>> Start Material

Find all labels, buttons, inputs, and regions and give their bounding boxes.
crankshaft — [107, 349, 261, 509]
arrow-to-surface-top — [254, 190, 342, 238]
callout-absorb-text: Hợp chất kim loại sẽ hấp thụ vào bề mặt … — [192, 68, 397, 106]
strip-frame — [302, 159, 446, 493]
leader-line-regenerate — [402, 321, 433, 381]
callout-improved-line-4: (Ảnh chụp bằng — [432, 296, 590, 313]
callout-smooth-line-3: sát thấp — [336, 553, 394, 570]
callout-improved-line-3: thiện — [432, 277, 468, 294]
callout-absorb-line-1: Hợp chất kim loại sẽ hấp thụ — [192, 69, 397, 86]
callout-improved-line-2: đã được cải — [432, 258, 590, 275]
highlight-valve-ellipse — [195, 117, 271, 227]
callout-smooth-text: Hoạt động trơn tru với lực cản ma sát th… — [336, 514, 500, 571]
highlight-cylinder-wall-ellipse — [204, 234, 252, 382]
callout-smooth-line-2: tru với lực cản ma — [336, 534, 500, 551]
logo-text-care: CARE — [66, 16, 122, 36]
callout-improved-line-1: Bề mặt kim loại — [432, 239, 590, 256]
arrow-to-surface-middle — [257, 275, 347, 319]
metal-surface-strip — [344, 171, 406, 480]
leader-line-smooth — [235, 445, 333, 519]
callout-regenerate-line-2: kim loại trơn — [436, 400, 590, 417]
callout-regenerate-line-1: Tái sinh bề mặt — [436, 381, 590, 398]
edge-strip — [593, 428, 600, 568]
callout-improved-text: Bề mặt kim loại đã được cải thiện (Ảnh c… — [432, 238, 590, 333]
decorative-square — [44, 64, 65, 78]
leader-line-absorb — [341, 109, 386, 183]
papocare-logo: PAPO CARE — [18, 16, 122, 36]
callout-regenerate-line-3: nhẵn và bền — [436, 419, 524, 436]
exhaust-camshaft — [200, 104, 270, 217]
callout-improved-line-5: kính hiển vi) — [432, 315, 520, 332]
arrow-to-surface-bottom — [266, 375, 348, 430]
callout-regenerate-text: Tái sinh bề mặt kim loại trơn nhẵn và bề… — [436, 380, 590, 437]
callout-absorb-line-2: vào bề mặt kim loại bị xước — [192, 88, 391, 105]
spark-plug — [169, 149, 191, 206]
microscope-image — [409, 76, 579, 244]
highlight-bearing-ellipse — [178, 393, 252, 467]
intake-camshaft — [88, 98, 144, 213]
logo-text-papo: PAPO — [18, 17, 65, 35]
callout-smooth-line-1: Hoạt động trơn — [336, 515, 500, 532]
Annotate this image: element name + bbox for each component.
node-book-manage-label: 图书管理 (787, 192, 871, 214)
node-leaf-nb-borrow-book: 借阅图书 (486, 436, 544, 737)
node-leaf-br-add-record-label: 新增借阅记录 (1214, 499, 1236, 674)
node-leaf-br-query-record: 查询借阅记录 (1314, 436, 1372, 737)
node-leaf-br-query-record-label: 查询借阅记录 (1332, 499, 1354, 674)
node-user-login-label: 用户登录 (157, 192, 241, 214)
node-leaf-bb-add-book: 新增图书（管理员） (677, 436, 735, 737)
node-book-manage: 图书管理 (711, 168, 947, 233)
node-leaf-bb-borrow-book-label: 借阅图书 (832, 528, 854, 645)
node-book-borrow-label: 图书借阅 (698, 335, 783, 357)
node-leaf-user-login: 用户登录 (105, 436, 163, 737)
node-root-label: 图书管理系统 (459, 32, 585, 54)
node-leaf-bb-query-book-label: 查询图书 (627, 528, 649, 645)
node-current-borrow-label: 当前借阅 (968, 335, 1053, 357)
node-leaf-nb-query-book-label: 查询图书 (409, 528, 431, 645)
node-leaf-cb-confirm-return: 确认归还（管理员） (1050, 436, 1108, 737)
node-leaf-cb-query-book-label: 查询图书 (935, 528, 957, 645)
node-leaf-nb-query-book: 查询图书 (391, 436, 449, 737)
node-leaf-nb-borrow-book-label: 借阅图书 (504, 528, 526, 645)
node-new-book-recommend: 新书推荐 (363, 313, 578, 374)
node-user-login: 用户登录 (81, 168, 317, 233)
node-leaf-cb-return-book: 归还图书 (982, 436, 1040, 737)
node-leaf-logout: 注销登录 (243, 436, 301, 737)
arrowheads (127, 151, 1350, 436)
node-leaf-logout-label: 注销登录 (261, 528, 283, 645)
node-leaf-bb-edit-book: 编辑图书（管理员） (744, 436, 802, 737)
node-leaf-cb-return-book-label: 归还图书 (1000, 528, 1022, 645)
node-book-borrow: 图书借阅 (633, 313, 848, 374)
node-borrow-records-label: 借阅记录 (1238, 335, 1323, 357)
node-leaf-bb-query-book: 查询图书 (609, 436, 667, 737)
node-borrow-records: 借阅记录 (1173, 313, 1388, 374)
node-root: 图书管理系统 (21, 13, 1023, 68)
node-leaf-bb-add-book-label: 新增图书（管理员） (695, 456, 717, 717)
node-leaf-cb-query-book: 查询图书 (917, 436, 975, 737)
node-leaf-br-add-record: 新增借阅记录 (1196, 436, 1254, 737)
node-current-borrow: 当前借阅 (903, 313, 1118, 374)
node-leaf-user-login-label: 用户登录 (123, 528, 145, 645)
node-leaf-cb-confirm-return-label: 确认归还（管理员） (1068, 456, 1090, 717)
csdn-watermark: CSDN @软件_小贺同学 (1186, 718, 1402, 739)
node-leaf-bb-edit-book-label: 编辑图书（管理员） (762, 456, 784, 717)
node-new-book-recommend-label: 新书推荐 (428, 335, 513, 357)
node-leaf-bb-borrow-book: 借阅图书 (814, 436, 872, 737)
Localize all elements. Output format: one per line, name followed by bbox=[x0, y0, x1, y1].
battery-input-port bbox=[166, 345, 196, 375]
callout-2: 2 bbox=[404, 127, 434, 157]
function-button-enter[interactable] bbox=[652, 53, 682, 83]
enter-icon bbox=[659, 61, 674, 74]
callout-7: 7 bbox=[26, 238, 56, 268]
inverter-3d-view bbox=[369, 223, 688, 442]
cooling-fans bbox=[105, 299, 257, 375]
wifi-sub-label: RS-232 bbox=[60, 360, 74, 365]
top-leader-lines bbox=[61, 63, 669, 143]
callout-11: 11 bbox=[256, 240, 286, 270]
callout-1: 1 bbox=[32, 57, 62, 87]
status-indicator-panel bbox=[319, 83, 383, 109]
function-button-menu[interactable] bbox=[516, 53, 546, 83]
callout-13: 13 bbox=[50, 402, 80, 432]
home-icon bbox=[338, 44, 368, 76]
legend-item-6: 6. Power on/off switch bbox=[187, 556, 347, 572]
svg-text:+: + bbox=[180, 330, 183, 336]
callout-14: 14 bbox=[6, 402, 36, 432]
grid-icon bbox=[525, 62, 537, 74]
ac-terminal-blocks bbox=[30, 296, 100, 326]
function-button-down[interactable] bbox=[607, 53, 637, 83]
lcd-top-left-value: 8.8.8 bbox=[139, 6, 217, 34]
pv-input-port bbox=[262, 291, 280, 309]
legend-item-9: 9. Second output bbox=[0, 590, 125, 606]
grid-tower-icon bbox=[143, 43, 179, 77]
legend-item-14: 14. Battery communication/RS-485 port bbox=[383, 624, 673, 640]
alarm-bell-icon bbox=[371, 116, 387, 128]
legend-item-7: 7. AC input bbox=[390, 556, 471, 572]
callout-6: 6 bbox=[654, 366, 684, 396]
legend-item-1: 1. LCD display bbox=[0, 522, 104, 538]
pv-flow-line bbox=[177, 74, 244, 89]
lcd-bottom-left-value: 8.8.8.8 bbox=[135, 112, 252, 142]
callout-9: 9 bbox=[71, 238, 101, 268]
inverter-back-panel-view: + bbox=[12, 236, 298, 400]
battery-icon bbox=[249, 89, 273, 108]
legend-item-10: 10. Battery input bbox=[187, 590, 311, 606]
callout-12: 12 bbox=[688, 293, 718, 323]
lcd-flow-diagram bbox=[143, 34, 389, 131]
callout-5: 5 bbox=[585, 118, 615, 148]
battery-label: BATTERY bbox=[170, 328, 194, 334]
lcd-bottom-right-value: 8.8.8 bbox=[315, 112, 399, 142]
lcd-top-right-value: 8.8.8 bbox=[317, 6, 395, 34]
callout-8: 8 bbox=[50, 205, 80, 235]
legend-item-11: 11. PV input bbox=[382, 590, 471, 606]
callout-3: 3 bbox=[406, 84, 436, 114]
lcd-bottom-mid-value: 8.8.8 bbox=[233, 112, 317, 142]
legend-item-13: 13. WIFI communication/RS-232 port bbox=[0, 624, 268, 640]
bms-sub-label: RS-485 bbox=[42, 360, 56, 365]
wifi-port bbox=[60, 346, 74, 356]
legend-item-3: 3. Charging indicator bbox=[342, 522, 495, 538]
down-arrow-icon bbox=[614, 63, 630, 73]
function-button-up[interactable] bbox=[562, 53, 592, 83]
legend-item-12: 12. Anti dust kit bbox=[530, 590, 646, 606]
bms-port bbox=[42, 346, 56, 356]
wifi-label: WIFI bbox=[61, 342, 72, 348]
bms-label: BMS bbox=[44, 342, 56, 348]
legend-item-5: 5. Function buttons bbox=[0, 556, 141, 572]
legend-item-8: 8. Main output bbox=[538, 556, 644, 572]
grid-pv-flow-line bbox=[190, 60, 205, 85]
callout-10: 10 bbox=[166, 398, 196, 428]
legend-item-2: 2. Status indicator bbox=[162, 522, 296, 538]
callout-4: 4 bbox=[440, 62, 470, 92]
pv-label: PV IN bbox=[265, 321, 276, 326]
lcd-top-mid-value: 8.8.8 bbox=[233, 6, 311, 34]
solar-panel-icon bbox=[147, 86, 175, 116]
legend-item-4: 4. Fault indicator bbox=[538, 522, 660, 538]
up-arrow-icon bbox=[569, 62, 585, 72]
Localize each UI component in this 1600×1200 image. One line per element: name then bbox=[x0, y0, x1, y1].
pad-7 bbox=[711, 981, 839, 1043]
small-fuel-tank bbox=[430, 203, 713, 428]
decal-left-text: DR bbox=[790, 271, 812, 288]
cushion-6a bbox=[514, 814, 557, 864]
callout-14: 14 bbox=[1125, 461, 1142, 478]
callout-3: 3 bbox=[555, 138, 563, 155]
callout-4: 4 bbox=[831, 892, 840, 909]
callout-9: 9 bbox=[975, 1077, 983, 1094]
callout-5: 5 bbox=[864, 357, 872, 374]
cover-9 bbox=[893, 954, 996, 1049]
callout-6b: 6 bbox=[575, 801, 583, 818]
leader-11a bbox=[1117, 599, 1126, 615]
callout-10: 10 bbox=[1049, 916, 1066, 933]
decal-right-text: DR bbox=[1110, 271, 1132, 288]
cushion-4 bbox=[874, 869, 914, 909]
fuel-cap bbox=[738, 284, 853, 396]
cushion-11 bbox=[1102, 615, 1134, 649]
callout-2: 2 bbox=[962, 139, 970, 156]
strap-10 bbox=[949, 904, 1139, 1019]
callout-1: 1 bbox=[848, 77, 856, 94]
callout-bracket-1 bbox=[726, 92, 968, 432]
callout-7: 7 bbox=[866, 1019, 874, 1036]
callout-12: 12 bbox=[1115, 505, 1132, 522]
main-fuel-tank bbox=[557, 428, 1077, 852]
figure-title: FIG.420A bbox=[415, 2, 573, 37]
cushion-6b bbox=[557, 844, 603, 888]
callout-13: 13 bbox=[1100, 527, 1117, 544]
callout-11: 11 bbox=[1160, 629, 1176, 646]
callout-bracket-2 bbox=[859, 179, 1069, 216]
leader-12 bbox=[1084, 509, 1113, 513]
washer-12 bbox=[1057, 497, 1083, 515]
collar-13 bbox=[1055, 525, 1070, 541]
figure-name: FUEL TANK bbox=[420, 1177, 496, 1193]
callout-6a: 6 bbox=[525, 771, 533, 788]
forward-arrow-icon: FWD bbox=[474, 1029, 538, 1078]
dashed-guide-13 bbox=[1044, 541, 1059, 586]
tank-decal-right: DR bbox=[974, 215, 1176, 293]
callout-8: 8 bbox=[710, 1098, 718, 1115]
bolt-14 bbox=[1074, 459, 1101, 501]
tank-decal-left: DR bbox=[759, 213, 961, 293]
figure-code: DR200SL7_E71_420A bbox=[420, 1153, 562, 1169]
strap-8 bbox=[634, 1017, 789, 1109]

>> End Material

> _Written exercise_: Copy the rows exactly, from the first row of the data file up to and including the row containing "leader-line-regenerate — [402, 321, 433, 381]".

> _Answer to this task_:
Find all labels, buttons, inputs, and regions and give their bounding boxes.
crankshaft — [107, 349, 261, 509]
arrow-to-surface-top — [254, 190, 342, 238]
callout-absorb-text: Hợp chất kim loại sẽ hấp thụ vào bề mặt … — [192, 68, 397, 106]
strip-frame — [302, 159, 446, 493]
leader-line-regenerate — [402, 321, 433, 381]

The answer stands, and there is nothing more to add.